— BEGIN Material for this exercise —

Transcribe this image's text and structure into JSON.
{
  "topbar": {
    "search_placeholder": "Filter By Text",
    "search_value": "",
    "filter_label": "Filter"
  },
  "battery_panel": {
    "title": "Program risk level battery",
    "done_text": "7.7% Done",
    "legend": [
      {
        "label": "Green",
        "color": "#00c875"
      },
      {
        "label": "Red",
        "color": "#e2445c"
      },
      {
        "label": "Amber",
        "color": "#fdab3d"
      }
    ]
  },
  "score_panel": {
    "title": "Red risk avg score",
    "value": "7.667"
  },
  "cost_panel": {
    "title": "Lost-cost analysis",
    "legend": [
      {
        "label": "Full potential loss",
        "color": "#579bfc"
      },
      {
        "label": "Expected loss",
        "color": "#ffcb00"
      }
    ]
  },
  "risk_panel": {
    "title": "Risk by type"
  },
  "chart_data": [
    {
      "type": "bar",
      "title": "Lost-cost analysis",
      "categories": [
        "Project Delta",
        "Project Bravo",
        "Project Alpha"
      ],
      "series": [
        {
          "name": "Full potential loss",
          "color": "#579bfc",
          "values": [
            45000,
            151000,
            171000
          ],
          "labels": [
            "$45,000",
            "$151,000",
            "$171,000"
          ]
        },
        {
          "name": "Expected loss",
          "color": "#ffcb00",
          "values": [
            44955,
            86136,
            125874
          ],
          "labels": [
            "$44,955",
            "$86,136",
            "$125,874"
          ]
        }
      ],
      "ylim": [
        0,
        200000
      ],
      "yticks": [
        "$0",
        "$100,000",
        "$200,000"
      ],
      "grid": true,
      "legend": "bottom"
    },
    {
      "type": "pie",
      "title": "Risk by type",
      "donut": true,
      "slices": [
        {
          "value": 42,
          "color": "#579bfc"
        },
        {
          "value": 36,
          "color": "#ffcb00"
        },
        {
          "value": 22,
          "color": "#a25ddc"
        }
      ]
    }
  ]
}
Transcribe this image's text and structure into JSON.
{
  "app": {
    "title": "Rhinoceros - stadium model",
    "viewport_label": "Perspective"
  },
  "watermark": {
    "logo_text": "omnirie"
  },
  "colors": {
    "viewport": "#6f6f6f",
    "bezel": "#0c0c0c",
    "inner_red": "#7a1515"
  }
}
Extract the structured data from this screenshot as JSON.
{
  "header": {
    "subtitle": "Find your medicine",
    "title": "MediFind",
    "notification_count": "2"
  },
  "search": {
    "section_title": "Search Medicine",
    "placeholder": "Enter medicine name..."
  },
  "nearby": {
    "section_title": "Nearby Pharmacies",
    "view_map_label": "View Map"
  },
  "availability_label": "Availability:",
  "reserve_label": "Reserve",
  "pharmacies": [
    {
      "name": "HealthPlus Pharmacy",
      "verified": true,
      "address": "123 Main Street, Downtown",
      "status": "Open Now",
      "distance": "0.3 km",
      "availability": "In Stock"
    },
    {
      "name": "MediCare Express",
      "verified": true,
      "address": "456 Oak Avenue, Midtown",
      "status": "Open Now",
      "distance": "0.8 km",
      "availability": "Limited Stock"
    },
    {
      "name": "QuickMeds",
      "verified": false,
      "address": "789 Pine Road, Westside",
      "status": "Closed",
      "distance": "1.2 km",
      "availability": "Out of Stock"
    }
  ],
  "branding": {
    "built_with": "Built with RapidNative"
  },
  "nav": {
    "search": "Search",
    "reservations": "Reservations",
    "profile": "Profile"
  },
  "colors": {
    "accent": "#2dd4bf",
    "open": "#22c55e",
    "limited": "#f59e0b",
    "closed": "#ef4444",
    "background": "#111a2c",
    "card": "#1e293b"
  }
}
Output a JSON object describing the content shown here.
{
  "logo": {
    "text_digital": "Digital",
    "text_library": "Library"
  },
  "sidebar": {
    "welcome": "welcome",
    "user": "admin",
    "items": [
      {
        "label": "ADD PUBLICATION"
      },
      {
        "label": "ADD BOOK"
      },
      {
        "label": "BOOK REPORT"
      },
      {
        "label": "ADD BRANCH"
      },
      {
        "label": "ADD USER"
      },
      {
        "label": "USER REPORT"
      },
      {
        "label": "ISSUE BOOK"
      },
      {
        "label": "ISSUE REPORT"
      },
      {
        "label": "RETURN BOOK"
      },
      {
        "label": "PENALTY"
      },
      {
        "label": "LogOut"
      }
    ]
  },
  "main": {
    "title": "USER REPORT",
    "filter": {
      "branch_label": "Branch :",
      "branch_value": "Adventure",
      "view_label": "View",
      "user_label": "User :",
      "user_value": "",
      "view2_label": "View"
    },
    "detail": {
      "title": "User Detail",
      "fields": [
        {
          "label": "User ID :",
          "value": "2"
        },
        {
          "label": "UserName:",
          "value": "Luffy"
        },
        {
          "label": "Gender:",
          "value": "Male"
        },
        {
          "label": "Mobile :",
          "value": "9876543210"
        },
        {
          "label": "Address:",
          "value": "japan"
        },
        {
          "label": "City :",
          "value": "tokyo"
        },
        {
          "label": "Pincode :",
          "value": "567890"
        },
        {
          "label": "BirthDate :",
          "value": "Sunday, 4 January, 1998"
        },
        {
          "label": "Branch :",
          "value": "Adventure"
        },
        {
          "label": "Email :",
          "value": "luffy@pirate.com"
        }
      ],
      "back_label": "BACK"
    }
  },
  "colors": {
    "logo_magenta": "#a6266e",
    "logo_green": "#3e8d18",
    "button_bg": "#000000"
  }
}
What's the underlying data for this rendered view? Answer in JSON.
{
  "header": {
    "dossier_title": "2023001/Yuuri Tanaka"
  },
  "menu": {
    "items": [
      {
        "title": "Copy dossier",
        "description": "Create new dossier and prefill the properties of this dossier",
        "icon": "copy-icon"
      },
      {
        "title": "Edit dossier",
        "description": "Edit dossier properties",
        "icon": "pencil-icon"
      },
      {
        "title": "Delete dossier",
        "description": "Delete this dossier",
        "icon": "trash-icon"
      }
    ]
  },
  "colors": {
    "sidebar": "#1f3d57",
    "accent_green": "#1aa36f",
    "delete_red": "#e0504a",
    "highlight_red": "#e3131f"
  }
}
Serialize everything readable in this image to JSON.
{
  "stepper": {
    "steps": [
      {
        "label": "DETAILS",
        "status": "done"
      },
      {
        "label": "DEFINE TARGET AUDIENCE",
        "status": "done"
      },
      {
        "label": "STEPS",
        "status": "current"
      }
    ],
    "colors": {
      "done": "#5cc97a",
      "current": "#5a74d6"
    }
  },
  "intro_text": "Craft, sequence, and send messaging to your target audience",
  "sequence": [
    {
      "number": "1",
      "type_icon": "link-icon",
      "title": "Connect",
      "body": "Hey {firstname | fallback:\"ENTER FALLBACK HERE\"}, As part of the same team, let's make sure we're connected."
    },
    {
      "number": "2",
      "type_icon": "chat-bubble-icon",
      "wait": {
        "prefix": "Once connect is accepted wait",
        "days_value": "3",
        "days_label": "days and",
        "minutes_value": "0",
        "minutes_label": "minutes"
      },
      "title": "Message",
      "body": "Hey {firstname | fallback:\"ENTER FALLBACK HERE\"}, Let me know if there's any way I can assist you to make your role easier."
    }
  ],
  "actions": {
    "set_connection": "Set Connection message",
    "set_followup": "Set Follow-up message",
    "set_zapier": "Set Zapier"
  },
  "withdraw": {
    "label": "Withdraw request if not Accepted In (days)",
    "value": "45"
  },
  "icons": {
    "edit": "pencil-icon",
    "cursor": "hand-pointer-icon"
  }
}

— END Material for this exercise —

# What you need to do
Across the entries above, how many lines contain "wait"? Provide only the count.

# Result of this exercise
2